GIVEN EXERCISE: Lines containing the word "Long" are the ones to copy from the records below.

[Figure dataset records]
____________________

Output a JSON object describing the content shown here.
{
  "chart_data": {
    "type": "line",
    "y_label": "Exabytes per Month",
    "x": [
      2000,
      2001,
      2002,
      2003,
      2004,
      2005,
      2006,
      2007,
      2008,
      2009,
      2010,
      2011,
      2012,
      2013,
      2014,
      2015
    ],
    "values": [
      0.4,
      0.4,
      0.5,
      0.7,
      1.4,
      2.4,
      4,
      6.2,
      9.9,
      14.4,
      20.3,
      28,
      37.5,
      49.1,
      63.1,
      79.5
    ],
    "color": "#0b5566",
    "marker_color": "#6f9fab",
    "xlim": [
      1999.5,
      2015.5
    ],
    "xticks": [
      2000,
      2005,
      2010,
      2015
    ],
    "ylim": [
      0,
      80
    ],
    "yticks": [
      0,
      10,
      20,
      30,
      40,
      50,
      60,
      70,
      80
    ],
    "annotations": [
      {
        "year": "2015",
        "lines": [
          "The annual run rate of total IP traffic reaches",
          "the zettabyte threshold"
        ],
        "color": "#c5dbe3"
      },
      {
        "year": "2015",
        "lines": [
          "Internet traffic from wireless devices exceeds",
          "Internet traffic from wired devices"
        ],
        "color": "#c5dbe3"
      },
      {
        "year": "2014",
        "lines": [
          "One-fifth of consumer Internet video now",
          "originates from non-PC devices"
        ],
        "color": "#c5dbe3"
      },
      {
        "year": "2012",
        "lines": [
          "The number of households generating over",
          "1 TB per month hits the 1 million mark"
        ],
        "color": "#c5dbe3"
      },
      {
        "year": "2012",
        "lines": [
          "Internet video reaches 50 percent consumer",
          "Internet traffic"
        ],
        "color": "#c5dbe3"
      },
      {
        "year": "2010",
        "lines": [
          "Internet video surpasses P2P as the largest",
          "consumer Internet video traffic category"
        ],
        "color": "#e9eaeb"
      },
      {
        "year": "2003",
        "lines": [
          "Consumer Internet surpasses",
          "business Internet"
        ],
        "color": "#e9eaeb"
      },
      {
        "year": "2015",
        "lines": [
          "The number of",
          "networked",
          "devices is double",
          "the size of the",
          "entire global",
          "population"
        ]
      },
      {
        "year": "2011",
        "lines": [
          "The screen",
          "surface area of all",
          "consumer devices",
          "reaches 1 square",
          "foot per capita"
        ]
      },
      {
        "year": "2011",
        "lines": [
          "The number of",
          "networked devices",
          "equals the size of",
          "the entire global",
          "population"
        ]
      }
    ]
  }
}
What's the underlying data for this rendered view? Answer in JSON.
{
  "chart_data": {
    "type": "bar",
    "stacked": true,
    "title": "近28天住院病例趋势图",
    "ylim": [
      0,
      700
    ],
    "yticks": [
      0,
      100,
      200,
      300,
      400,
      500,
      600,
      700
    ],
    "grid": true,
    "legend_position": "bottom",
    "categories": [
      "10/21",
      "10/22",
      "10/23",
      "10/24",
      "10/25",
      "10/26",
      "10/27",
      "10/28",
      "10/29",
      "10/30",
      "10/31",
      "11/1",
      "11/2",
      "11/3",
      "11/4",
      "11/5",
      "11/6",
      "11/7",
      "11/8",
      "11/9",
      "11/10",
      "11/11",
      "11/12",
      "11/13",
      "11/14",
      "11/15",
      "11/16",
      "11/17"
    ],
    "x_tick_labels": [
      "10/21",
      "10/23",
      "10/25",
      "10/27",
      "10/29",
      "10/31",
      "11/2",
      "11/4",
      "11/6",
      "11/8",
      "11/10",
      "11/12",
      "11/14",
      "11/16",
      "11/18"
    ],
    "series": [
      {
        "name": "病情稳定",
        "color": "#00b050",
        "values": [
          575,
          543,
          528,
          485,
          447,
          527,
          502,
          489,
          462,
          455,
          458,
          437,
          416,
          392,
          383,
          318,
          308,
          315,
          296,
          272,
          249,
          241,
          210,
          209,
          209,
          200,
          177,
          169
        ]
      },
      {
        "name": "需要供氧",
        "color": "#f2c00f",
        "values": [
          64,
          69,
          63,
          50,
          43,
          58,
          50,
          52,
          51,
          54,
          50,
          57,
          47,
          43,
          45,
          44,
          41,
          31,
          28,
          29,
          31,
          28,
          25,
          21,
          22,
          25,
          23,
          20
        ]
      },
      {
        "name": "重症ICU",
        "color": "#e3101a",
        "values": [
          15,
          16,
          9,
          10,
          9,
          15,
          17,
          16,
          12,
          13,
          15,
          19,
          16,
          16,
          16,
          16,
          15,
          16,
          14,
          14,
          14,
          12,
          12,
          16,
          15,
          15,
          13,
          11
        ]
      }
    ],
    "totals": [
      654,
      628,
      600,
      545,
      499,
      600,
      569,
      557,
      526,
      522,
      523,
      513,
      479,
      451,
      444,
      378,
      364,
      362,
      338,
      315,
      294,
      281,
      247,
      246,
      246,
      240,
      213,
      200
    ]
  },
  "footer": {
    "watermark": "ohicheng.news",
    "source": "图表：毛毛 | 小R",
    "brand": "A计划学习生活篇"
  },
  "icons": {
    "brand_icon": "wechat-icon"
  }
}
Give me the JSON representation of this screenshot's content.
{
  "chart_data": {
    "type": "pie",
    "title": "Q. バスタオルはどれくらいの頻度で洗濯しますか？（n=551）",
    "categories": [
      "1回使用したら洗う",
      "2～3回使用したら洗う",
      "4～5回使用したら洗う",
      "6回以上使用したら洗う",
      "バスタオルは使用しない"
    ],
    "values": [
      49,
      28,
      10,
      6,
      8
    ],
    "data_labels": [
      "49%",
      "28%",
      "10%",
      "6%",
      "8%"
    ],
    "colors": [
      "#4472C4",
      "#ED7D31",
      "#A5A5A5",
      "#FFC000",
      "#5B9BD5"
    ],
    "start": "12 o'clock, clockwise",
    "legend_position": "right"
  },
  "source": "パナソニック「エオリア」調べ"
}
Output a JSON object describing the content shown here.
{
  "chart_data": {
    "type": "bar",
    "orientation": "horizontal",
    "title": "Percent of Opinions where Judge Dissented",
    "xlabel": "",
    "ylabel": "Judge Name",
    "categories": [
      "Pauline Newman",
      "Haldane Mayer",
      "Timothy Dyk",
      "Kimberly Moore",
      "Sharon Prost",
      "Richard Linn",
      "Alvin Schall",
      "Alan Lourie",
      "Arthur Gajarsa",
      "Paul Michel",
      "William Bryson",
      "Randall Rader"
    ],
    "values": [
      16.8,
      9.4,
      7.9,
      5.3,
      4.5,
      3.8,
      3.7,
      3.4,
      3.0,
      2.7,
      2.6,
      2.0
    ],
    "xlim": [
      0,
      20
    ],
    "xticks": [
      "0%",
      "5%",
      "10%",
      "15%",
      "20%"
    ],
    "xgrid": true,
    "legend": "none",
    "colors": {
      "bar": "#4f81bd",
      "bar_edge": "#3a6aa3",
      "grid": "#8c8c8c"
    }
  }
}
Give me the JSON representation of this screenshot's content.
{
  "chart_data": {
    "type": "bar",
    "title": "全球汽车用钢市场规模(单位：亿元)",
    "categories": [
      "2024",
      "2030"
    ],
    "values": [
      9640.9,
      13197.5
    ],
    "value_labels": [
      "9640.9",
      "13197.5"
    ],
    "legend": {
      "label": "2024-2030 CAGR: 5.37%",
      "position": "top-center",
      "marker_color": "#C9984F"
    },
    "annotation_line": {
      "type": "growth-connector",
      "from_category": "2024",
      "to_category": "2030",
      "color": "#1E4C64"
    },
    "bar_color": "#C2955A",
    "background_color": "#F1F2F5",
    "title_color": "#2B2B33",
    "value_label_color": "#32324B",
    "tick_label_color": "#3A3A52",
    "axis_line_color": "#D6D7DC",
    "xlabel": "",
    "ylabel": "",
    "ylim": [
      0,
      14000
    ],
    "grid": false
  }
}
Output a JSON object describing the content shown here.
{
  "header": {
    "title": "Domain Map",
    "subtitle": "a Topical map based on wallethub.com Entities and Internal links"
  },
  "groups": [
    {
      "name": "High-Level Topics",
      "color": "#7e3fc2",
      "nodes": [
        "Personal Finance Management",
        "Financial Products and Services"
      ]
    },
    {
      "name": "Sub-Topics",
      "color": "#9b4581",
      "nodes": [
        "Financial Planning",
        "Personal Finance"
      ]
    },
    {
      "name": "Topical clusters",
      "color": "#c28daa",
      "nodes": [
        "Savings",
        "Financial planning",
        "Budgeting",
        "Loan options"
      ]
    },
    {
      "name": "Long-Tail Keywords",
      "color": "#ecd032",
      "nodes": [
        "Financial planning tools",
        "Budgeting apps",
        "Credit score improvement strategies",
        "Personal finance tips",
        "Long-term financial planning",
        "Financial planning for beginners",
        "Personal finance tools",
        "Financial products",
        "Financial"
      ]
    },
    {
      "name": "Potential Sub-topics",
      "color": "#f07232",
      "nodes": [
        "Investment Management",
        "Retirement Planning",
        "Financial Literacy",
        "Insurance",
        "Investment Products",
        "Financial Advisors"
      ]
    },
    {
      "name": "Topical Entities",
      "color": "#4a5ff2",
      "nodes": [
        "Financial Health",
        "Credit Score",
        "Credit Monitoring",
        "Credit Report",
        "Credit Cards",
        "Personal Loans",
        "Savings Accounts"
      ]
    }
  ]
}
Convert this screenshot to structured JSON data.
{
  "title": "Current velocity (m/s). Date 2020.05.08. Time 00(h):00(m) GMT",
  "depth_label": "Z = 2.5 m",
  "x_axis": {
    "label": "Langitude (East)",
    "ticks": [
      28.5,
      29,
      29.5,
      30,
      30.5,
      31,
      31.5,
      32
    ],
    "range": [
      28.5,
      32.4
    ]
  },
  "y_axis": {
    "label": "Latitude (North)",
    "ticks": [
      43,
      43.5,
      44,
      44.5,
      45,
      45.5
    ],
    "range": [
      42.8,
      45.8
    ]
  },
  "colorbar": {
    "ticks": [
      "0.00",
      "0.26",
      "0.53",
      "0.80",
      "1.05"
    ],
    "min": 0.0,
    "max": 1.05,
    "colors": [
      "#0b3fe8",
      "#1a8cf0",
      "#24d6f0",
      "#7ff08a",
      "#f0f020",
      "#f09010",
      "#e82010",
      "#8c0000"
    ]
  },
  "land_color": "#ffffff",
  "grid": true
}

____________________

EXPECTED ANSWER:
      "name": "Long-Tail Keywords",
        "Long-term financial planning",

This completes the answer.